▼
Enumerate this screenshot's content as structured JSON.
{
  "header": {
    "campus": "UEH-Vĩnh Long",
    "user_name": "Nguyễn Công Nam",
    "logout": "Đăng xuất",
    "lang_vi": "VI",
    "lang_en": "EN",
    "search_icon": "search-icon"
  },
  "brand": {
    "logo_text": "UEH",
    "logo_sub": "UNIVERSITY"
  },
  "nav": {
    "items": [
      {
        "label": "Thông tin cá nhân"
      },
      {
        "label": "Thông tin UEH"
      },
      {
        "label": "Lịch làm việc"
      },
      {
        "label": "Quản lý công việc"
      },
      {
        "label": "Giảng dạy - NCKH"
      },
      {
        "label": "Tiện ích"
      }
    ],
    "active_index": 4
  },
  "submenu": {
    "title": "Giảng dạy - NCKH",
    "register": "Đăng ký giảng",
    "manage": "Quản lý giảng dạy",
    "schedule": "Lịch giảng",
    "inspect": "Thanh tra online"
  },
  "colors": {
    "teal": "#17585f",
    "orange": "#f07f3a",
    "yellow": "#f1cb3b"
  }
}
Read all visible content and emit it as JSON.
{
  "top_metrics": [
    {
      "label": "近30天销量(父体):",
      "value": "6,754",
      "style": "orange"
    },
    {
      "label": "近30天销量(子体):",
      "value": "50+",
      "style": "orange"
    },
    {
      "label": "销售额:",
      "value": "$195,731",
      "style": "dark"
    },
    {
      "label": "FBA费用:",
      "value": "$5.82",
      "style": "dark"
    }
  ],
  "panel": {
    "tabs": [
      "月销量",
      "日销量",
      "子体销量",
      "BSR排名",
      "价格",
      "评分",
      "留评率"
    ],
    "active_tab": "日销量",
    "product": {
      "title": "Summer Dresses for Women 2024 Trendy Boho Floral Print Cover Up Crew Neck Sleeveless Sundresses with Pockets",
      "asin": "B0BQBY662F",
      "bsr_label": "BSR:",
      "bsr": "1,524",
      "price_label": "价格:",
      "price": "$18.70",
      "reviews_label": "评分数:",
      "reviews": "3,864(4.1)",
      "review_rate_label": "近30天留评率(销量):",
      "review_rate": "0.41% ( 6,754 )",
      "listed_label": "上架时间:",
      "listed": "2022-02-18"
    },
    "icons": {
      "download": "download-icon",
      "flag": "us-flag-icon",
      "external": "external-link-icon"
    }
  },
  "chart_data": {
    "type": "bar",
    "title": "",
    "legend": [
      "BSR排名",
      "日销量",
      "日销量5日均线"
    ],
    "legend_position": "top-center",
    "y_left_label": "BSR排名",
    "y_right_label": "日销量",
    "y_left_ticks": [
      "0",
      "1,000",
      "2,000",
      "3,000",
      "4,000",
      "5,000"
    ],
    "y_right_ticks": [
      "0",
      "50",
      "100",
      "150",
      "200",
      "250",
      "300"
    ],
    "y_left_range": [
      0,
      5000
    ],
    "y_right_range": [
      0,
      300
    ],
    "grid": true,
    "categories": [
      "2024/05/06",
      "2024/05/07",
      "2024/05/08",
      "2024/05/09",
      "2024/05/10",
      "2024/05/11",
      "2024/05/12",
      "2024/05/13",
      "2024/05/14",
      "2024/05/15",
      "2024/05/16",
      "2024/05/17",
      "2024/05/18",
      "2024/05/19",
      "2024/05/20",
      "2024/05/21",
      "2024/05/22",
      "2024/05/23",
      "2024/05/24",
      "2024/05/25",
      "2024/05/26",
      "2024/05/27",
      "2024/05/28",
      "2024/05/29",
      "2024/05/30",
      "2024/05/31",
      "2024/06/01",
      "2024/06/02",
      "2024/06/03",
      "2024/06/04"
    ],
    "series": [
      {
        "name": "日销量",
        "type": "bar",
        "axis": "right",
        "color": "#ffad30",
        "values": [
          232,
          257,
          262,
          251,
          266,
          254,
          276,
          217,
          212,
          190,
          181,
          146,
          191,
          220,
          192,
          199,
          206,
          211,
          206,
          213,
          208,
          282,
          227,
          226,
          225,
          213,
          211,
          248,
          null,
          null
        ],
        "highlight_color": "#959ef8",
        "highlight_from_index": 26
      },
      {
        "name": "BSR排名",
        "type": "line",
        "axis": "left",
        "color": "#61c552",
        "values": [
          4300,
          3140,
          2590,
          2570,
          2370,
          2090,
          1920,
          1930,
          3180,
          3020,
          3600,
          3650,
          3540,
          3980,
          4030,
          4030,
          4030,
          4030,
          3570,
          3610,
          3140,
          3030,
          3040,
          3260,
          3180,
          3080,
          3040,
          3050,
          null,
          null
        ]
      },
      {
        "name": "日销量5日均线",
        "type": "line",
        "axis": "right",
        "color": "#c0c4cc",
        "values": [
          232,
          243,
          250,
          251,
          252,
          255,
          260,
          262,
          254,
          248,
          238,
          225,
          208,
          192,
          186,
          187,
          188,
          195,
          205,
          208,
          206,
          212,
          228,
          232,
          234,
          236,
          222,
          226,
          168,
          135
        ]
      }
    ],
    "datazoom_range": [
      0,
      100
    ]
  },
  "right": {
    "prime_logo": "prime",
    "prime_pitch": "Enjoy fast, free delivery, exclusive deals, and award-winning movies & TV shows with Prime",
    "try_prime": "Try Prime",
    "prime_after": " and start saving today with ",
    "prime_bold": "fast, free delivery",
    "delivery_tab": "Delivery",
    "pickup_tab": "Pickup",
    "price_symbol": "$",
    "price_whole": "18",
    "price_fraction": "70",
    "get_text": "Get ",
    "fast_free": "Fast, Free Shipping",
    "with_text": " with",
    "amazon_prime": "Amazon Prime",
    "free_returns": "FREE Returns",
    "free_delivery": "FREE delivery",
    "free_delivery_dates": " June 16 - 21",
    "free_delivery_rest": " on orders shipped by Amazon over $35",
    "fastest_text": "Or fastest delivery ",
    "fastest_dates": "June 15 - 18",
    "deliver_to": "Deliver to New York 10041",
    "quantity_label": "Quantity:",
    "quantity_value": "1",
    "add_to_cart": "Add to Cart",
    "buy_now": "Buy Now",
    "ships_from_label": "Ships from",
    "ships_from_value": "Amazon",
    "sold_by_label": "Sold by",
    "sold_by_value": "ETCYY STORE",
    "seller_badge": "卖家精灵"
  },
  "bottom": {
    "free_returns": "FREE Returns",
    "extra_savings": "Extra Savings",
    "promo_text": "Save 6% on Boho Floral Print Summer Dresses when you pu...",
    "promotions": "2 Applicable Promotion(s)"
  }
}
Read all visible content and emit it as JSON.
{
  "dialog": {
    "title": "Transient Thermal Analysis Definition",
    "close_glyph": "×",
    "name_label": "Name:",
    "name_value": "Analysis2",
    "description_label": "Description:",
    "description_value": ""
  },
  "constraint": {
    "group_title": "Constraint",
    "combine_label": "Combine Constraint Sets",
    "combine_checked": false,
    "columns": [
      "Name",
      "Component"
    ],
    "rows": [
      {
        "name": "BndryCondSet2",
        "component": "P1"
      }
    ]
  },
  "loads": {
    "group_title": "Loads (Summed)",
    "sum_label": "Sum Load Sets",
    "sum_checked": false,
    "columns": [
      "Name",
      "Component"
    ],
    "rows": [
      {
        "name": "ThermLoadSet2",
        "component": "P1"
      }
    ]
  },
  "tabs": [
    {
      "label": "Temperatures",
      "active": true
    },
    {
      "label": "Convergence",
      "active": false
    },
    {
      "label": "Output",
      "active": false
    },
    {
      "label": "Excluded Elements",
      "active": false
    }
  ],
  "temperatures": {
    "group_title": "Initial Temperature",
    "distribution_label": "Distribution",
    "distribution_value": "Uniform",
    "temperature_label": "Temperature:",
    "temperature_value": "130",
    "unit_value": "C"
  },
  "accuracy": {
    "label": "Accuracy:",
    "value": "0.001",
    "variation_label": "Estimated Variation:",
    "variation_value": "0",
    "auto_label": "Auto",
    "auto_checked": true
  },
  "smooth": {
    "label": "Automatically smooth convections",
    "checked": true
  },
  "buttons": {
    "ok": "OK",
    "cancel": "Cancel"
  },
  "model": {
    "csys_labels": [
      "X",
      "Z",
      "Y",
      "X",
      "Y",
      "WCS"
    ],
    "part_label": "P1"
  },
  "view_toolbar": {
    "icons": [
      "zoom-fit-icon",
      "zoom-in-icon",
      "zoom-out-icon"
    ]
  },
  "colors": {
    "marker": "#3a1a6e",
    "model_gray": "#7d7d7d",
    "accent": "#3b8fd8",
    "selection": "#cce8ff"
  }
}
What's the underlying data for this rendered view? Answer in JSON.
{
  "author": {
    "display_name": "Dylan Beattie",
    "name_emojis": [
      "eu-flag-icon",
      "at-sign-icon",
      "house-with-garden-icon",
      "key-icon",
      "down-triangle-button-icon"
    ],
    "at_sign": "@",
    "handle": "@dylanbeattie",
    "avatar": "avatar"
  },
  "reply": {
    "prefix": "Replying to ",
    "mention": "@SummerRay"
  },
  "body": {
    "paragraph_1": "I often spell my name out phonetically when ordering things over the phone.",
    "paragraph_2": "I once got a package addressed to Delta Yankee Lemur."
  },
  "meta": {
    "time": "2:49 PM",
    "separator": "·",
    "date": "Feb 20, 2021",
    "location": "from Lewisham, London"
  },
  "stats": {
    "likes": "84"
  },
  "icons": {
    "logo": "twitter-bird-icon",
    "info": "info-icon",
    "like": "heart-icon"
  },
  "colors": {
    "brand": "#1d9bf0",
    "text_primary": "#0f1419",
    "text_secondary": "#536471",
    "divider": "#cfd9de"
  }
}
▲
Task prompt: Above are the records; copy exactly the lines from the one with "What's the underlying" through the final line.

Complete output:
What's the underlying data for this rendered view? Answer in JSON.
{
  "author": {
    "display_name": "Dylan Beattie",
    "name_emojis": [
      "eu-flag-icon",
      "at-sign-icon",
      "house-with-garden-icon",
      "key-icon",
      "down-triangle-button-icon"
    ],
    "at_sign": "@",
    "handle": "@dylanbeattie",
    "avatar": "avatar"
  },
  "reply": {
    "prefix": "Replying to ",
    "mention": "@SummerRay"
  },
  "body": {
    "paragraph_1": "I often spell my name out phonetically when ordering things over the phone.",
    "paragraph_2": "I once got a package addressed to Delta Yankee Lemur."
  },
  "meta": {
    "time": "2:49 PM",
    "separator": "·",
    "date": "Feb 20, 2021",
    "location": "from Lewisham, London"
  },
  "stats": {
    "likes": "84"
  },
  "icons": {
    "logo": "twitter-bird-icon",
    "info": "info-icon",
    "like": "heart-icon"
  },
  "colors": {
    "brand": "#1d9bf0",
    "text_primary": "#0f1419",
    "text_secondary": "#536471",
    "divider": "#cfd9de"
  }
}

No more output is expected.